INPUT DATA:
--- --- ---
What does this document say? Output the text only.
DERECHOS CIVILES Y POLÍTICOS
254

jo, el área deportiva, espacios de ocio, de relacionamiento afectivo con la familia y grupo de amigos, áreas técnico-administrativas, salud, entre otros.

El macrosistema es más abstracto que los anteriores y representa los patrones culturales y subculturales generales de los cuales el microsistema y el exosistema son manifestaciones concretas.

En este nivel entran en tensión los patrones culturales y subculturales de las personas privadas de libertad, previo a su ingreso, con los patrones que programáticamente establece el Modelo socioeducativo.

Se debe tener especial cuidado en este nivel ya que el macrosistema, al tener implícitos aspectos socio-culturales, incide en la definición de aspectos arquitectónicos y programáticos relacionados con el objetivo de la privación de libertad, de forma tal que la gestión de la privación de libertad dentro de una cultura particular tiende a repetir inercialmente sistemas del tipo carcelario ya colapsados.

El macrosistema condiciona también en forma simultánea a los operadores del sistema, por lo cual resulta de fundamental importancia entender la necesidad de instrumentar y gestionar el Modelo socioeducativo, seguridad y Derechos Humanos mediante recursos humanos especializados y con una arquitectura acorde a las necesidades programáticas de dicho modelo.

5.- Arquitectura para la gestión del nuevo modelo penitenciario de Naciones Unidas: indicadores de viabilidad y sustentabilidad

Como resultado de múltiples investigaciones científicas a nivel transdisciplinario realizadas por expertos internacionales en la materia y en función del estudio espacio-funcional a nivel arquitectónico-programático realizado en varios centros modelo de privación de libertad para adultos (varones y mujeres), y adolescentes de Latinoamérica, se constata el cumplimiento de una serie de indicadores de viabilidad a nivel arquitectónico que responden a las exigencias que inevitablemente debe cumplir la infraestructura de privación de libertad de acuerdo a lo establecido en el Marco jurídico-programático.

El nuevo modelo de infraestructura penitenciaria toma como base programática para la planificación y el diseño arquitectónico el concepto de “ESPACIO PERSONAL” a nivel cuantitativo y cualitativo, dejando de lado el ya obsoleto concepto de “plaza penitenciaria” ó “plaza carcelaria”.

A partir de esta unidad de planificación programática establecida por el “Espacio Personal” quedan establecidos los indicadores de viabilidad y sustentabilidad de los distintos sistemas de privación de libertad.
--- --- ---
WHAT NEEDS TO BE DONE:
Single out each line of the records above with the string "subculturales" in it, and copy it.

FULL RESPONSE:
El macrosistema es más abstracto que los anteriores y representa los patrones culturales y subculturales generales de los cuales el microsistema y el exosistema son manifestaciones concretas.
En este nivel entran en tensión los patrones culturales y subculturales de las personas privadas de libertad, previo a su ingreso, con los patrones que programáticamente establece el Modelo socioeducativo.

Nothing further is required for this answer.